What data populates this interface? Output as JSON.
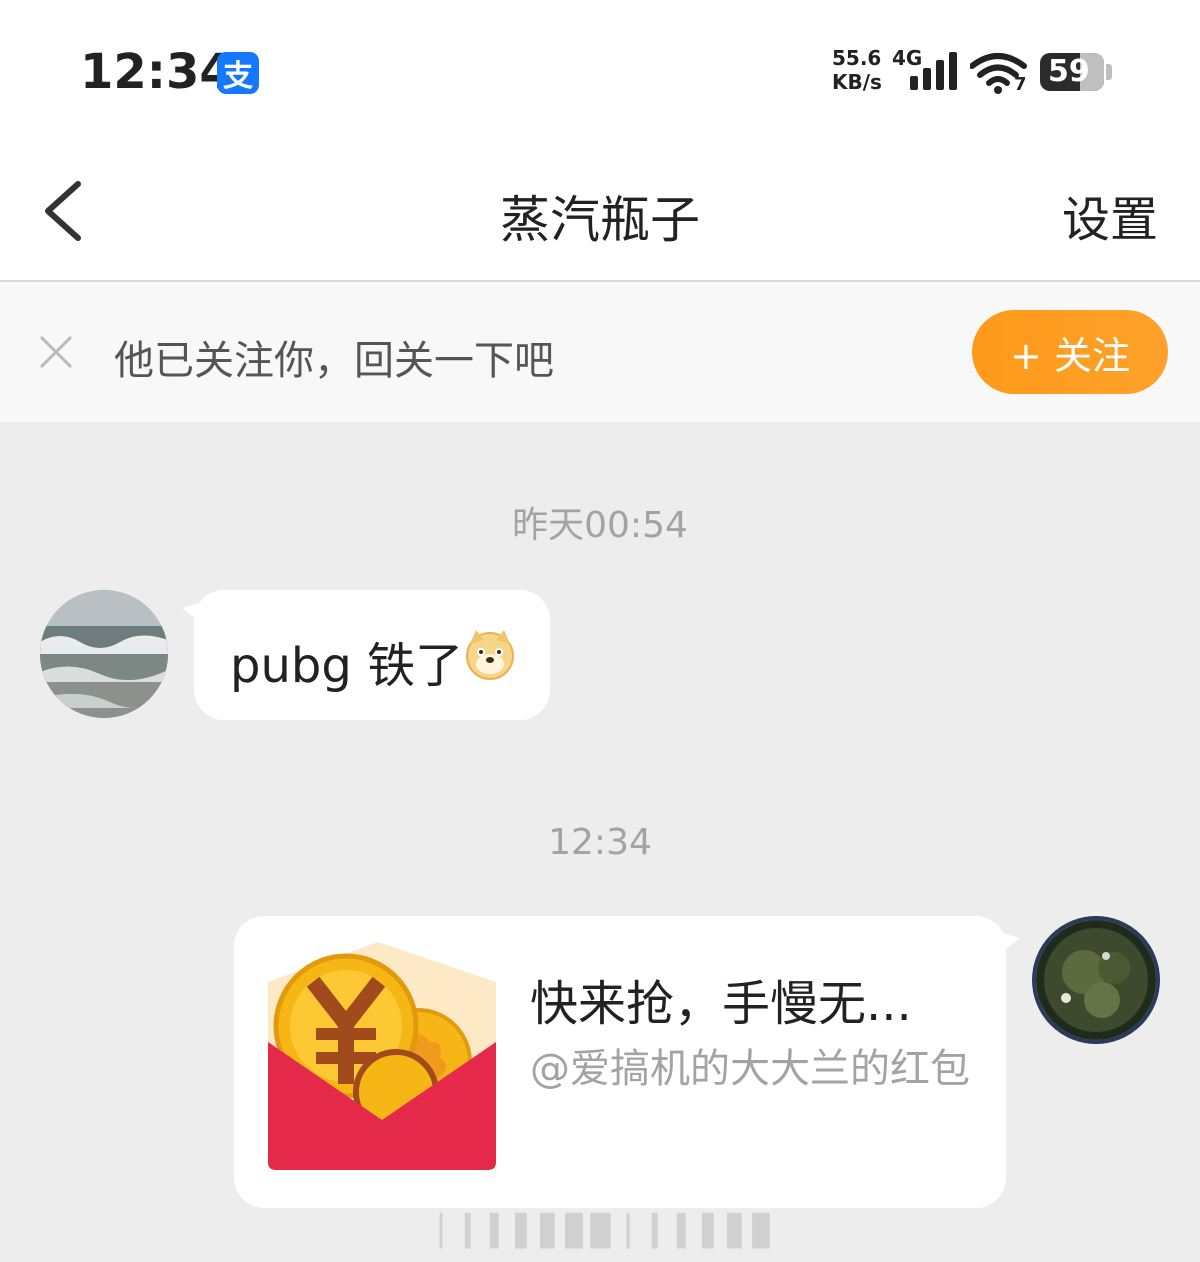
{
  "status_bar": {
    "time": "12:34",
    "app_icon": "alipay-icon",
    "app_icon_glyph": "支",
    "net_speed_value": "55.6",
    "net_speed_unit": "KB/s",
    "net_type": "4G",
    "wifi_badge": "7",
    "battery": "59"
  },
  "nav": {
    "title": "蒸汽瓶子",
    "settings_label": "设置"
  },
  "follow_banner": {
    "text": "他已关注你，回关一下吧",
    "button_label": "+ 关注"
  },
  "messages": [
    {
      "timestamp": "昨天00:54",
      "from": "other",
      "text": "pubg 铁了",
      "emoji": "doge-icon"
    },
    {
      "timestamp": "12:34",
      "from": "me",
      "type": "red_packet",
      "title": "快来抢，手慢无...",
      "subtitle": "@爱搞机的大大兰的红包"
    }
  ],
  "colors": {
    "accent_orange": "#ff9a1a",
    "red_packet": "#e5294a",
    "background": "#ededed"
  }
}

* Task requirements *
Repeat the material verbatim. Do not carry over any picture.

* Task answer *
What data populates this interface? Output as JSON.
{
  "status_bar": {
    "time": "12:34",
    "app_icon": "alipay-icon",
    "app_icon_glyph": "支",
    "net_speed_value": "55.6",
    "net_speed_unit": "KB/s",
    "net_type": "4G",
    "wifi_badge": "7",
    "battery": "59"
  },
  "nav": {
    "title": "蒸汽瓶子",
    "settings_label": "设置"
  },
  "follow_banner": {
    "text": "他已关注你，回关一下吧",
    "button_label": "+ 关注"
  },
  "messages": [
    {
      "timestamp": "昨天00:54",
      "from": "other",
      "text": "pubg 铁了",
      "emoji": "doge-icon"
    },
    {
      "timestamp": "12:34",
      "from": "me",
      "type": "red_packet",
      "title": "快来抢，手慢无...",
      "subtitle": "@爱搞机的大大兰的红包"
    }
  ],
  "colors": {
    "accent_orange": "#ff9a1a",
    "red_packet": "#e5294a",
    "background": "#ededed"
  }
}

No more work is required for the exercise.